In furthering its mission to build wealth and economic opportunities across the Deep South, HOPE has long worked to address the harms of predatory lending practices which siphon hard-earned resources from people in the region. This has been true whether these loans have been made through storefronts, online, or via bank-partnership loopholes. And now, today, the delivery is through apps on people’s phones.
In conversations with community partners and in HOPE’s everyday work to help people buy their first car or first home, HOPE regularly hears stories about the distress caused by these payday loan apps. These concerns span across our footprint, including the heart of the Mississippi Delta.
This blog highlights recent research on these payday loan apps, often referred to as Earned Wage Access (EWA) products, and provides examples of consumer complaints to the Consumer Financial Protection Bureau (CFPB) highlighting challenges people in the Deep South face with these products. The analysis finds that these apps share the same long-standing concerns as other forms of payday loans, particularly their high costs and the resulting financial distress. It underscores the need for increased consumer protections that HOPE has historically supported, such as enforcement of usury limits in state law and the federal Military Lending Act.

=== Directive ===
From the blog excerpt on payday loan apps, pull out the passage starting with "In conversations with" and going on through "the Mississippi Delta.", copied word for word.

=== Record excerpts ===

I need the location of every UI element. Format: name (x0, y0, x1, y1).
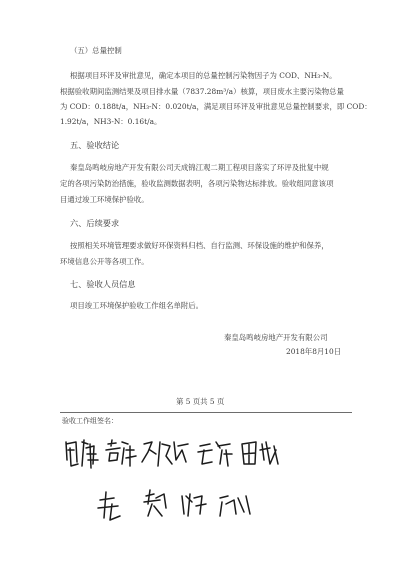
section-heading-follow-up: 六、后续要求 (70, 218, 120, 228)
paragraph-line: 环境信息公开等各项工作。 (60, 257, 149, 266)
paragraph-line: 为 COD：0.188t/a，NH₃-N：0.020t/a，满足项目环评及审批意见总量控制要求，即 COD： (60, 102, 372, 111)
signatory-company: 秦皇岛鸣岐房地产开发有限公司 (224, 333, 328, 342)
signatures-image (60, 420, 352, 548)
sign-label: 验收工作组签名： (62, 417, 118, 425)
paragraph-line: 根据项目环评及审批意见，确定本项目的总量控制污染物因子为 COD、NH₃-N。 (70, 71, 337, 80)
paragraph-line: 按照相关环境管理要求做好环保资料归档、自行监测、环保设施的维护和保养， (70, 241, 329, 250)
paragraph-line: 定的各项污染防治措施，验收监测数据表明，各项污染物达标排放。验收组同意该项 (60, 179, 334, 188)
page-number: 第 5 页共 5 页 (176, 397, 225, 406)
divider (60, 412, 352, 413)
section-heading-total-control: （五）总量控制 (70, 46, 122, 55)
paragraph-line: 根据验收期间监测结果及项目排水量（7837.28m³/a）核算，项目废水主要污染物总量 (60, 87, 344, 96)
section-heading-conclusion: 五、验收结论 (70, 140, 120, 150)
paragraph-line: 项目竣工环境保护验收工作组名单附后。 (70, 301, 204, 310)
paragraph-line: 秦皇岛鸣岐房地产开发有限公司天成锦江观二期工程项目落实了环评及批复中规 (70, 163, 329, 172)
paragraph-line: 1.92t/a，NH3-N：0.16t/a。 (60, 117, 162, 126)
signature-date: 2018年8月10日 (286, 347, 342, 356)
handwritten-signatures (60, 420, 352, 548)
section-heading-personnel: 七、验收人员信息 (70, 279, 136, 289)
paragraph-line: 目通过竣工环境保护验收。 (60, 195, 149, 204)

==

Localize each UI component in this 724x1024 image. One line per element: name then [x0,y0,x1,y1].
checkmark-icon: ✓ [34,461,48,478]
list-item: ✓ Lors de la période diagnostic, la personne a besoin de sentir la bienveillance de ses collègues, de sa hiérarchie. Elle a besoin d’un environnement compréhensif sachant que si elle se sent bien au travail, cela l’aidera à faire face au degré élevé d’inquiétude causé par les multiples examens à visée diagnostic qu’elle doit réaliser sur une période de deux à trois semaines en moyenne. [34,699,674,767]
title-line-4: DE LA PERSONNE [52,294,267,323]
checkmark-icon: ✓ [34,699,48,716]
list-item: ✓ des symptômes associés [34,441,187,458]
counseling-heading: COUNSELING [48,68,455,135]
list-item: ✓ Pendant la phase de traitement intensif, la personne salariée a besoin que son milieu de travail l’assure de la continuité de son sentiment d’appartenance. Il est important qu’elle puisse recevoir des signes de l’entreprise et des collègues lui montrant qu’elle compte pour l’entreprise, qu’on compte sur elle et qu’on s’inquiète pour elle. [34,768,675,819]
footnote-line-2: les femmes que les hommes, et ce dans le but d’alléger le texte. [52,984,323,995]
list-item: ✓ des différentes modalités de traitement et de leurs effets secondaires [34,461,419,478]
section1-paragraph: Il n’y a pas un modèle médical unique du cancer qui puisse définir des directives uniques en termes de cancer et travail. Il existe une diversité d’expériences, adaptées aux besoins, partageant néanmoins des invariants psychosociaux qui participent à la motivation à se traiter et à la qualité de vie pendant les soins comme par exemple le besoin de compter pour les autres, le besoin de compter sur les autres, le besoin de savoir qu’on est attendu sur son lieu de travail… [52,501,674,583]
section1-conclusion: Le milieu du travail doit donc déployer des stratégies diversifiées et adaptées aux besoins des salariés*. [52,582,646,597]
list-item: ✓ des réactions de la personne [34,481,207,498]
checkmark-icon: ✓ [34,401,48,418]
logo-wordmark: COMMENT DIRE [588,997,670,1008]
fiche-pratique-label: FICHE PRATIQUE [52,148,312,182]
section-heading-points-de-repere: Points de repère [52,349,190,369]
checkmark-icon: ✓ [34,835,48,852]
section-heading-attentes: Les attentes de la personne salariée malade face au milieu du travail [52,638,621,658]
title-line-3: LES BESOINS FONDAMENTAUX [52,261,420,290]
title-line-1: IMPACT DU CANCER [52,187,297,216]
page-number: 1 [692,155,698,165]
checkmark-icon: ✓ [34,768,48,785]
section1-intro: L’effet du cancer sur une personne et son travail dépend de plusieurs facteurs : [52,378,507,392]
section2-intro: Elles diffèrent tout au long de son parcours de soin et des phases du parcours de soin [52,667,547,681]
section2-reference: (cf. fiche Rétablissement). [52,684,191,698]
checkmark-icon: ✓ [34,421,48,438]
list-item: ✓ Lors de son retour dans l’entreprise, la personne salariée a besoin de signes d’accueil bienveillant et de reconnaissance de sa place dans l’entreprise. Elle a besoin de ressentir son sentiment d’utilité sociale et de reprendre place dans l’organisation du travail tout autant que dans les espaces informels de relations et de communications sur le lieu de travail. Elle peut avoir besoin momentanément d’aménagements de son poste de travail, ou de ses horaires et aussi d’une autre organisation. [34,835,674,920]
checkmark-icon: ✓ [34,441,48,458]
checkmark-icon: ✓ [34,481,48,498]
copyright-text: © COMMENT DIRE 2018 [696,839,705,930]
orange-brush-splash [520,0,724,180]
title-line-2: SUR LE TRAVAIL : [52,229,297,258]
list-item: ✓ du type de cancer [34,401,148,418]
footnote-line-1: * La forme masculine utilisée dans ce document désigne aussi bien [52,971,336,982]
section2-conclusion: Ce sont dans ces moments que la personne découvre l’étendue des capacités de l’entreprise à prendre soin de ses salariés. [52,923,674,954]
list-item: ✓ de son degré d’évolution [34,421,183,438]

=== Output of the task ===
In conversations with community partners and in HOPE’s everyday work to help people buy their first car or first home, HOPE regularly hears stories about the distress caused by these payday loan apps. These concerns span across our footprint, including the heart of the Mississippi Delta.